## Alıntı metin
▼
Türkiye, Şah Fırat’ operasyonuyla Suriye’ye girdi ve alacaklarını alıp çıktı.
Operasyonun “Süleymanşah Türbesi” üzerinden bir provokasyona girişilebileceği istihbaratı üzerinden yapıldığı çok net.
İsrail, Suriye ve diğer batılı ülkelerin her an kullanacakları kozu ellerinden çekti aldı Türkiye.
Böyle operasyonlar çok zordur. Afganistan’a, Irak’a bakın… Bu tip operasyonları ancak büyük devletler yapabilir.
Türkiye, kimseden izin almadan, ama uluslararası hukuki prodüsürleri de göz ardı etmeden, ne yapacağına kendisi karar veren, kendi kararlarını alan, bağımsız ve büyük bir devlet olduğunu göstermiştir.
Operasyon başarıya ulaşmıştır.
Oradaki kutsal emanetler ve askerlerimiz Türkiye’nin namusuydu. Türkiye, namusuna halel getirtmemiştir.
***
Operasyondan Suriye ve İran başta olmak üzere birçok bölge ülkesi, İsrail başta olmak üzere birçok batılı ülke rahatsız oldu. Kendilerinden izin almadan operasyon yapan, bağımsız ve güçlü Türkiye’den elbette rahatsızlar...
Suriye’nin, İran’ın, İsrail’in, Batılıların rahatsız olmalarını anlıyoruz da;
Bizim muhalefete ne oluyor?
Onlar neyden rahatsız?
Tamam içeride her türlü tartışmayı yapar, kavganızı verirsiniz. Ancak olay uluslararası boyuta taşındığı andan itibaren devletinizin yanınızca yer alırsınız. Dünyanın hiçbir yerinde uluslararası bir harekatta kendi ülkesinin karşısında duran böyle bir muhalefet göremezsiniz!
***
Muhalefet etmeyi; (yola, köprüye, fabrikaya, havaalanına, trene, baraja, santrale…) “iktidarın yaptığı her şeye karşı çıkmak” olarak algılayan bizim “Müzmin Muhalefet”ten farklı bir dış politika anlayışı beklenir mi?
Seçim arefesi, “Türkiye 6 aydır askerlerini değiştiremiyor” diye, 17 Aralık darbe girişimindeki “hırsız” lafı gibi, sürekli geveleyecekleri bir sakız bulma mutluluğunu yaşamaya başlarken, iktidar bu sakızı ağızlarından alıverince şaşkına döndüler.
▲
## Görev 1
Alıntı metinde "Muhalefet etmeyi;" ile başlayan cümlede parantez içinde sayılan her şeyi metindeki yazılışıyla sırala.
## Görev 2
Listenin başından "80, 83, 94]" geçen satıra kadar (iki uç da dahil) olan satırları, boşları atlayarak "Sıra" ve "Satır" sütunlu bir Markdown tablosuna dök.

## Verilen malzeme
▼
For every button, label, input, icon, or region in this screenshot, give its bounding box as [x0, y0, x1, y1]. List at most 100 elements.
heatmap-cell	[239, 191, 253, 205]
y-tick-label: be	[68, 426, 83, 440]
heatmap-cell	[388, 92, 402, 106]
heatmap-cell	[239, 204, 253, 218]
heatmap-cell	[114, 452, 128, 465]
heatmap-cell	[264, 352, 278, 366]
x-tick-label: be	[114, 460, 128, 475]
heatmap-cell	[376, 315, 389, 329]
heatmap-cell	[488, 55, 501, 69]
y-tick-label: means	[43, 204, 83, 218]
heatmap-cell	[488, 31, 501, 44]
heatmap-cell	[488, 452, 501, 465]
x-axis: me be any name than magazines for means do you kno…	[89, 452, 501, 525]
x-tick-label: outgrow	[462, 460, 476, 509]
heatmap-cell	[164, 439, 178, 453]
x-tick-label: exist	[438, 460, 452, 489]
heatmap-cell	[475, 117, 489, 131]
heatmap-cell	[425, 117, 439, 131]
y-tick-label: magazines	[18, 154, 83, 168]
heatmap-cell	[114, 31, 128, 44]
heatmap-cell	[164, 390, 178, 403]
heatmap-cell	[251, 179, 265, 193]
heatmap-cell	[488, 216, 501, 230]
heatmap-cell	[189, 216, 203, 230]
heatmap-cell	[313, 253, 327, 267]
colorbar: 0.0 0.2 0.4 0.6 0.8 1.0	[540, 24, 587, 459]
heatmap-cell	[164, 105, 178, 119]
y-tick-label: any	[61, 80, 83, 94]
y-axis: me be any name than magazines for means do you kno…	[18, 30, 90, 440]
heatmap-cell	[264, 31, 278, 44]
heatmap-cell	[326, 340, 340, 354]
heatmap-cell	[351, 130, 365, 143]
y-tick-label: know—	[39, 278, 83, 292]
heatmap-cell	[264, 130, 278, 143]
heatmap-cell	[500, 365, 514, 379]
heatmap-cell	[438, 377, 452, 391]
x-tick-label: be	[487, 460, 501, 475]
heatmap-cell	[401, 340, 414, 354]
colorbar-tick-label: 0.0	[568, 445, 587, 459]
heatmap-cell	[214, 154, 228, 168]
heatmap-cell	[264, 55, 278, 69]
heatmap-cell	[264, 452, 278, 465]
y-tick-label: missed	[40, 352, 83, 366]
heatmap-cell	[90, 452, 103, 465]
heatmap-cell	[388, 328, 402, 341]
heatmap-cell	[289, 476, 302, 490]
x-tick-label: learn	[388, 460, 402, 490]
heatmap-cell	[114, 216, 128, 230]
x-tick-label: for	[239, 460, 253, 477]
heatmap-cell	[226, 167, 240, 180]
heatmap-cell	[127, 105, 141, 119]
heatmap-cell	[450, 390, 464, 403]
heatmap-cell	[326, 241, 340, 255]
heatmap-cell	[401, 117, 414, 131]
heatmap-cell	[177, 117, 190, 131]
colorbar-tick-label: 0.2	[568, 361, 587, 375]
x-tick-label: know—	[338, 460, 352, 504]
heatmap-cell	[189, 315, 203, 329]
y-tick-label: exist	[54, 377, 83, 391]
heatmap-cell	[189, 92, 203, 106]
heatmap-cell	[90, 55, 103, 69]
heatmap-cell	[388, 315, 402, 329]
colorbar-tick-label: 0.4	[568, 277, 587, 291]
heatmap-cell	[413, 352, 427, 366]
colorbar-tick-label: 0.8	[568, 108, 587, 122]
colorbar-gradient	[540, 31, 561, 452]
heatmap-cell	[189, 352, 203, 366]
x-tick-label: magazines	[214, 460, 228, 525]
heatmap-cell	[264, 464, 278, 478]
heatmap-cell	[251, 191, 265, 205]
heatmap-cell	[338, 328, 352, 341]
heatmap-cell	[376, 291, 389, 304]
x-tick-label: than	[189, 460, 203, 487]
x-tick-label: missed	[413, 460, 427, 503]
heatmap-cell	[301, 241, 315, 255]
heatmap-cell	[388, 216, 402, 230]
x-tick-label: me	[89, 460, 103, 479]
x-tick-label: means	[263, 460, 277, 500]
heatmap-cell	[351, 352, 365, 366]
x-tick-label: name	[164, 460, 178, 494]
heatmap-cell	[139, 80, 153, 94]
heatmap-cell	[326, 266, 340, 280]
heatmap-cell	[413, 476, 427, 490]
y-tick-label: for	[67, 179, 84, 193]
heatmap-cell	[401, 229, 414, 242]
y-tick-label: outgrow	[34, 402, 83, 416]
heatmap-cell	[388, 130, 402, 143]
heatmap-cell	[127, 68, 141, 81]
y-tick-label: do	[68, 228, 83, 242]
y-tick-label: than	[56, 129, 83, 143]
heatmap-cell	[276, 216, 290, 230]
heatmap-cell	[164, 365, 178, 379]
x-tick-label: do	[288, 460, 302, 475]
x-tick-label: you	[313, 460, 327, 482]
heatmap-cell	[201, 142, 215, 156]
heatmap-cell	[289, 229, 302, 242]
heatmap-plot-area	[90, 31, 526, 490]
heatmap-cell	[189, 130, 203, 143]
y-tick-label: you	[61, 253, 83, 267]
▲
## Tam çözüm 1
yola, köprüye, fabrikaya, havaalanına, trene, baraja, santrale

## Tam çözüm 2
| Sıra | Satır |
|---|---|
| 1 | For every button, label, input, icon, or region in this screenshot, give its bounding box as [x0, y0, x1, y1]. List at most 100 elements. |
| 2 | heatmap-cell	[239, 191, 253, 205] |
| 3 | y-tick-label: be	[68, 426, 83, 440] |
| 4 | heatmap-cell	[388, 92, 402, 106] |
| 5 | heatmap-cell	[239, 204, 253, 218] |
| 6 | heatmap-cell	[114, 452, 128, 465] |
| 7 | heatmap-cell	[264, 352, 278, 366] |
| 8 | x-tick-label: be	[114, 460, 128, 475] |
| 9 | heatmap-cell	[376, 315, 389, 329] |
| 10 | heatmap-cell	[488, 55, 501, 69] |
| 11 | y-tick-label: means	[43, 204, 83, 218] |
| 12 | heatmap-cell	[488, 31, 501, 44] |
| 13 | heatmap-cell	[488, 452, 501, 465] |
| 14 | x-axis: me be any name than magazines for means do you kno…	[89, 452, 501, 525] |
| 15 | x-tick-label: outgrow	[462, 460, 476, 509] |
| 16 | heatmap-cell	[164, 439, 178, 453] |
| 17 | x-tick-label: exist	[438, 460, 452, 489] |
| 18 | heatmap-cell	[475, 117, 489, 131] |
| 19 | heatmap-cell	[425, 117, 439, 131] |
| 20 | y-tick-label: magazines	[18, 154, 83, 168] |
| 21 | heatmap-cell	[114, 31, 128, 44] |
| 22 | heatmap-cell	[164, 390, 178, 403] |
| 23 | heatmap-cell	[251, 179, 265, 193] |
| 24 | heatmap-cell	[488, 216, 501, 230] |
| 25 | heatmap-cell	[189, 216, 203, 230] |
| 26 | heatmap-cell	[313, 253, 327, 267] |
| 27 | colorbar: 0.0 0.2 0.4 0.6 0.8 1.0	[540, 24, 587, 459] |
| 28 | heatmap-cell	[164, 105, 178, 119] |
| 29 | y-tick-label: any	[61, 80, 83, 94] |